Goal:
Would you write out the entries below, every one of them, exactly?

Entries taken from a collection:
-*-

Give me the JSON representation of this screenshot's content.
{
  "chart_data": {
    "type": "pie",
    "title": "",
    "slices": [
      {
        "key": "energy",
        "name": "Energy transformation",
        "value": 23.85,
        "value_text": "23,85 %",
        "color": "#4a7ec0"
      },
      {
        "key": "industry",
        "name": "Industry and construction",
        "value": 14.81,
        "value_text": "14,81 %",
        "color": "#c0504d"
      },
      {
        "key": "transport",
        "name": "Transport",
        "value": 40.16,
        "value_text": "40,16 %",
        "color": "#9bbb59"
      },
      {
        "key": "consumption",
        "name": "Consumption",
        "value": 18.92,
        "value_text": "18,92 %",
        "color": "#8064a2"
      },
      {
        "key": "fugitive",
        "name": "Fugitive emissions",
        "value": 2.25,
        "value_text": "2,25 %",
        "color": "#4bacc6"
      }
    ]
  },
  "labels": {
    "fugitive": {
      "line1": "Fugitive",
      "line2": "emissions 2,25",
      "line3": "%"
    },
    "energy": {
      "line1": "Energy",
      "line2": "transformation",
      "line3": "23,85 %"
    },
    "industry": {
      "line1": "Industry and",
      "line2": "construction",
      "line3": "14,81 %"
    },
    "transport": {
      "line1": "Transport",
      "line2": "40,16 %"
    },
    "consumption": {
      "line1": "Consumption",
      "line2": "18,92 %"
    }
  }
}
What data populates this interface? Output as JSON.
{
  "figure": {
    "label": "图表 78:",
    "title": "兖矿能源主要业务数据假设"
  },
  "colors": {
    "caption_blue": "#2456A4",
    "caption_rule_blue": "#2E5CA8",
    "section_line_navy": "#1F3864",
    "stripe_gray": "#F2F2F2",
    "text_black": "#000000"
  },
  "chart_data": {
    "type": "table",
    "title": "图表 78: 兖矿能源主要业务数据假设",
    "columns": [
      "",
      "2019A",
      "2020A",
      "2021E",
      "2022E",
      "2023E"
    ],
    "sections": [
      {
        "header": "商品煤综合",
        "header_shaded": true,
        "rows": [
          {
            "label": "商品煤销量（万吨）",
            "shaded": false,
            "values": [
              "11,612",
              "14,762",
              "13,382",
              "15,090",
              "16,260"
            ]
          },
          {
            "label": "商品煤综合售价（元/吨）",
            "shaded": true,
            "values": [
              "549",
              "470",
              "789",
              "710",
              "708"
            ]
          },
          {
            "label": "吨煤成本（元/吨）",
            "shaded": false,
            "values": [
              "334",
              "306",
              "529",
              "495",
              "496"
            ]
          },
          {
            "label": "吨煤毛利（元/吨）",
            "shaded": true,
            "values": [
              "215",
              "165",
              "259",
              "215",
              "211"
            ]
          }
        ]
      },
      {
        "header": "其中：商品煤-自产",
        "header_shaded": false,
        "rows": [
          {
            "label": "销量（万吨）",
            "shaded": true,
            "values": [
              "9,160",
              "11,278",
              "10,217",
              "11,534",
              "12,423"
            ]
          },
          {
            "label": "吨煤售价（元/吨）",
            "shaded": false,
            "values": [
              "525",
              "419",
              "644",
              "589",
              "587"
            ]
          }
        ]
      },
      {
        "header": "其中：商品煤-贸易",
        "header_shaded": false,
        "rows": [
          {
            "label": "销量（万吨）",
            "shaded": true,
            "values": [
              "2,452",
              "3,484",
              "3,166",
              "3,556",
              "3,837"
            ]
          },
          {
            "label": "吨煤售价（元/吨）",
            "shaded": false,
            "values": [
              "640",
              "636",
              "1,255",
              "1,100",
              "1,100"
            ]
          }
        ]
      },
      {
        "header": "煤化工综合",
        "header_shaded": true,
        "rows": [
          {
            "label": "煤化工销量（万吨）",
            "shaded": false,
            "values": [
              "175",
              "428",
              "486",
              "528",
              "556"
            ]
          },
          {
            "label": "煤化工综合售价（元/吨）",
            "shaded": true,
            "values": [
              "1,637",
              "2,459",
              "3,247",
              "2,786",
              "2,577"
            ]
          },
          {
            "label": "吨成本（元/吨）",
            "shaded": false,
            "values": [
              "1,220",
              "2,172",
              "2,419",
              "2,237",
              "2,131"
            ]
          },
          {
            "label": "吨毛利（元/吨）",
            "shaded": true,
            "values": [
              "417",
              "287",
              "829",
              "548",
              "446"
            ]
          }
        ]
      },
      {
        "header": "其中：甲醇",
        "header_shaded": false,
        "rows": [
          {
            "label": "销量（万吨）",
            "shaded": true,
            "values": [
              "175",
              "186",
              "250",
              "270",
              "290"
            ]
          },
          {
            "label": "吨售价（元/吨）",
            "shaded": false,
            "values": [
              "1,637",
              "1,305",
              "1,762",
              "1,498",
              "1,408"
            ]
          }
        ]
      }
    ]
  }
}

-*-

Solution to the exercise:
Give me the JSON representation of this screenshot's content.
{
  "chart_data": {
    "type": "pie",
    "title": "",
    "slices": [
      {
        "key": "energy",
        "name": "Energy transformation",
        "value": 23.85,
        "value_text": "23,85 %",
        "color": "#4a7ec0"
      },
      {
        "key": "industry",
        "name": "Industry and construction",
        "value": 14.81,
        "value_text": "14,81 %",
        "color": "#c0504d"
      },
      {
        "key": "transport",
        "name": "Transport",
        "value": 40.16,
        "value_text": "40,16 %",
        "color": "#9bbb59"
      },
      {
        "key": "consumption",
        "name": "Consumption",
        "value": 18.92,
        "value_text": "18,92 %",
        "color": "#8064a2"
      },
      {
        "key": "fugitive",
        "name": "Fugitive emissions",
        "value": 2.25,
        "value_text": "2,25 %",
        "color": "#4bacc6"
      }
    ]
  },
  "labels": {
    "fugitive": {
      "line1": "Fugitive",
      "line2": "emissions 2,25",
      "line3": "%"
    },
    "energy": {
      "line1": "Energy",
      "line2": "transformation",
      "line3": "23,85 %"
    },
    "industry": {
      "line1": "Industry and",
      "line2": "construction",
      "line3": "14,81 %"
    },
    "transport": {
      "line1": "Transport",
      "line2": "40,16 %"
    },
    "consumption": {
      "line1": "Consumption",
      "line2": "18,92 %"
    }
  }
}
What data populates this interface? Output as JSON.
{
  "figure": {
    "label": "图表 78:",
    "title": "兖矿能源主要业务数据假设"
  },
  "colors": {
    "caption_blue": "#2456A4",
    "caption_rule_blue": "#2E5CA8",
    "section_line_navy": "#1F3864",
    "stripe_gray": "#F2F2F2",
    "text_black": "#000000"
  },
  "chart_data": {
    "type": "table",
    "title": "图表 78: 兖矿能源主要业务数据假设",
    "columns": [
      "",
      "2019A",
      "2020A",
      "2021E",
      "2022E",
      "2023E"
    ],
    "sections": [
      {
        "header": "商品煤综合",
        "header_shaded": true,
        "rows": [
          {
            "label": "商品煤销量（万吨）",
            "shaded": false,
            "values": [
              "11,612",
              "14,762",
              "13,382",
              "15,090",
              "16,260"
            ]
          },
          {
            "label": "商品煤综合售价（元/吨）",
            "shaded": true,
            "values": [
              "549",
              "470",
              "789",
              "710",
              "708"
            ]
          },
          {
            "label": "吨煤成本（元/吨）",
            "shaded": false,
            "values": [
              "334",
              "306",
              "529",
              "495",
              "496"
            ]
          },
          {
            "label": "吨煤毛利（元/吨）",
            "shaded": true,
            "values": [
              "215",
              "165",
              "259",
              "215",
              "211"
            ]
          }
        ]
      },
      {
        "header": "其中：商品煤-自产",
        "header_shaded": false,
        "rows": [
          {
            "label": "销量（万吨）",
            "shaded": true,
            "values": [
              "9,160",
              "11,278",
              "10,217",
              "11,534",
              "12,423"
            ]
          },
          {
            "label": "吨煤售价（元/吨）",
            "shaded": false,
            "values": [
              "525",
              "419",
              "644",
              "589",
              "587"
            ]
          }
        ]
      },
      {
        "header": "其中：商品煤-贸易",
        "header_shaded": false,
        "rows": [
          {
            "label": "销量（万吨）",
            "shaded": true,
            "values": [
              "2,452",
              "3,484",
              "3,166",
              "3,556",
              "3,837"
            ]
          },
          {
            "label": "吨煤售价（元/吨）",
            "shaded": false,
            "values": [
              "640",
              "636",
              "1,255",
              "1,100",
              "1,100"
            ]
          }
        ]
      },
      {
        "header": "煤化工综合",
        "header_shaded": true,
        "rows": [
          {
            "label": "煤化工销量（万吨）",
            "shaded": false,
            "values": [
              "175",
              "428",
              "486",
              "528",
              "556"
            ]
          },
          {
            "label": "煤化工综合售价（元/吨）",
            "shaded": true,
            "values": [
              "1,637",
              "2,459",
              "3,247",
              "2,786",
              "2,577"
            ]
          },
          {
            "label": "吨成本（元/吨）",
            "shaded": false,
            "values": [
              "1,220",
              "2,172",
              "2,419",
              "2,237",
              "2,131"
            ]
          },
          {
            "label": "吨毛利（元/吨）",
            "shaded": true,
            "values": [
              "417",
              "287",
              "829",
              "548",
              "446"
            ]
          }
        ]
      },
      {
        "header": "其中：甲醇",
        "header_shaded": false,
        "rows": [
          {
            "label": "销量（万吨）",
            "shaded": true,
            "values": [
              "175",
              "186",
              "250",
              "270",
              "290"
            ]
          },
          {
            "label": "吨售价（元/吨）",
            "shaded": false,
            "values": [
              "1,637",
              "1,305",
              "1,762",
              "1,498",
              "1,408"
            ]
          }
        ]
      }
    ]
  }
}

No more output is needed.